-- Start of Entries shown --
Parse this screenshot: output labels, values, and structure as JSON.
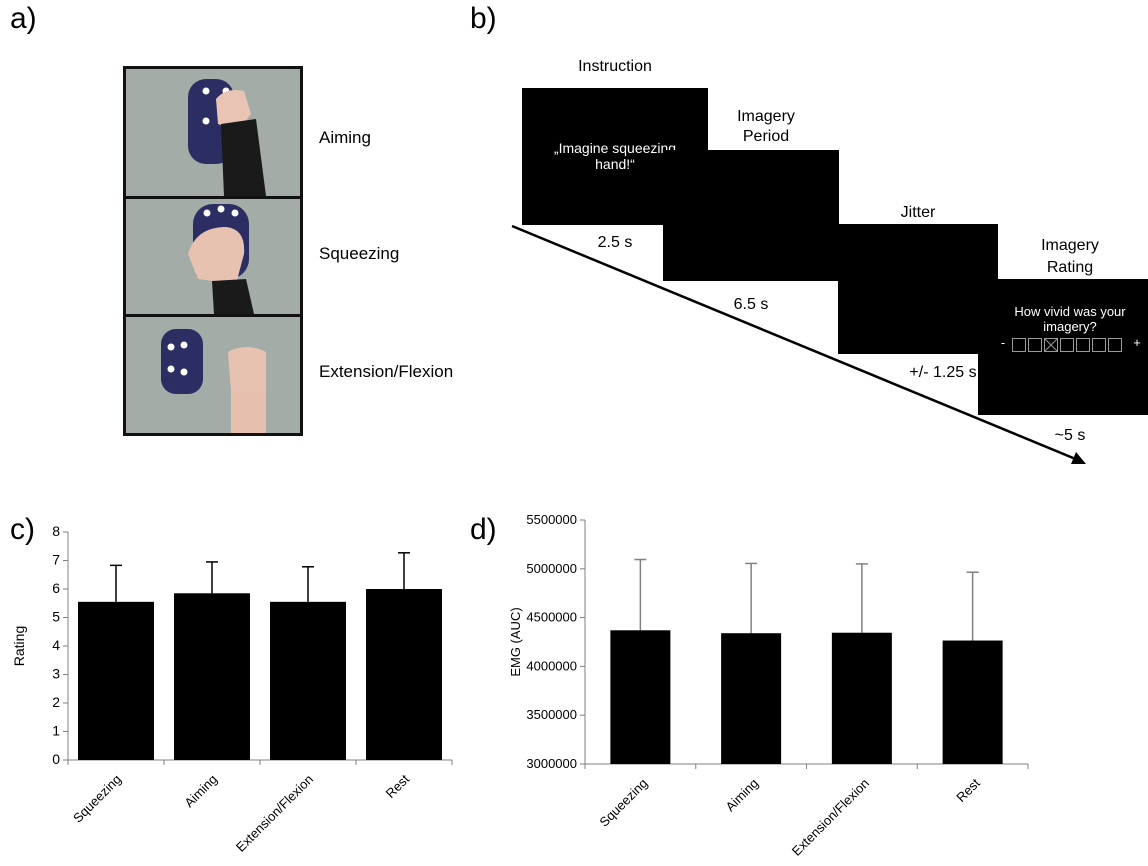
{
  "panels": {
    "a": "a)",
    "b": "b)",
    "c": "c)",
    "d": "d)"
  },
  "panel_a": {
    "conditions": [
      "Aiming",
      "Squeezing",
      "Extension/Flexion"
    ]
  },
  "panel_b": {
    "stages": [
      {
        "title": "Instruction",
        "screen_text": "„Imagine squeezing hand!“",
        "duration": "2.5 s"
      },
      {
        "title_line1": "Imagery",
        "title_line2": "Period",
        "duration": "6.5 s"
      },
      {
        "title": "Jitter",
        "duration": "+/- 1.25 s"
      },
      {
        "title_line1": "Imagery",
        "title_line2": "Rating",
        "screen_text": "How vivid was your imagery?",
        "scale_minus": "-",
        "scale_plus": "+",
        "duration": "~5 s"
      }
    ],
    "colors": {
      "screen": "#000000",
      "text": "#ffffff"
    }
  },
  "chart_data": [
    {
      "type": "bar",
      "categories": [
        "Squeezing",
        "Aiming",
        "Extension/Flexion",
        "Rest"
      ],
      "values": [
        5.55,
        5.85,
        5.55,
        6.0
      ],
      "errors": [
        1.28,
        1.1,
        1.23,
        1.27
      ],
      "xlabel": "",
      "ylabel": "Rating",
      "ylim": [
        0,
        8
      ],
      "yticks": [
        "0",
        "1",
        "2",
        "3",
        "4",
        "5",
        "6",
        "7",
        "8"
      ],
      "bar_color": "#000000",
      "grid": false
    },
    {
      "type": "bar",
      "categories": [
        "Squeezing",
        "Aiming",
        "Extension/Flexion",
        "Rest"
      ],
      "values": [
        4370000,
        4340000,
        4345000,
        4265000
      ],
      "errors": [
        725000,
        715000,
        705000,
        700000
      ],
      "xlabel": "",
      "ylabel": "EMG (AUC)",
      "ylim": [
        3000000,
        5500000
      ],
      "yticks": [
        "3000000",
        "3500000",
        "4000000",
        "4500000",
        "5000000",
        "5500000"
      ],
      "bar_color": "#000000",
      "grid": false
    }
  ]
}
-- End of Entries shown --
Your instructions: Set the pictures aside and transcribe the data above exactly.

Answer to this exercise:
Parse this screenshot: output labels, values, and structure as JSON.
{
  "panels": {
    "a": "a)",
    "b": "b)",
    "c": "c)",
    "d": "d)"
  },
  "panel_a": {
    "conditions": [
      "Aiming",
      "Squeezing",
      "Extension/Flexion"
    ]
  },
  "panel_b": {
    "stages": [
      {
        "title": "Instruction",
        "screen_text": "„Imagine squeezing hand!“",
        "duration": "2.5 s"
      },
      {
        "title_line1": "Imagery",
        "title_line2": "Period",
        "duration": "6.5 s"
      },
      {
        "title": "Jitter",
        "duration": "+/- 1.25 s"
      },
      {
        "title_line1": "Imagery",
        "title_line2": "Rating",
        "screen_text": "How vivid was your imagery?",
        "scale_minus": "-",
        "scale_plus": "+",
        "duration": "~5 s"
      }
    ],
    "colors": {
      "screen": "#000000",
      "text": "#ffffff"
    }
  },
  "chart_data": [
    {
      "type": "bar",
      "categories": [
        "Squeezing",
        "Aiming",
        "Extension/Flexion",
        "Rest"
      ],
      "values": [
        5.55,
        5.85,
        5.55,
        6.0
      ],
      "errors": [
        1.28,
        1.1,
        1.23,
        1.27
      ],
      "xlabel": "",
      "ylabel": "Rating",
      "ylim": [
        0,
        8
      ],
      "yticks": [
        "0",
        "1",
        "2",
        "3",
        "4",
        "5",
        "6",
        "7",
        "8"
      ],
      "bar_color": "#000000",
      "grid": false
    },
    {
      "type": "bar",
      "categories": [
        "Squeezing",
        "Aiming",
        "Extension/Flexion",
        "Rest"
      ],
      "values": [
        4370000,
        4340000,
        4345000,
        4265000
      ],
      "errors": [
        725000,
        715000,
        705000,
        700000
      ],
      "xlabel": "",
      "ylabel": "EMG (AUC)",
      "ylim": [
        3000000,
        5500000
      ],
      "yticks": [
        "3000000",
        "3500000",
        "4000000",
        "4500000",
        "5000000",
        "5500000"
      ],
      "bar_color": "#000000",
      "grid": false
    }
  ]
}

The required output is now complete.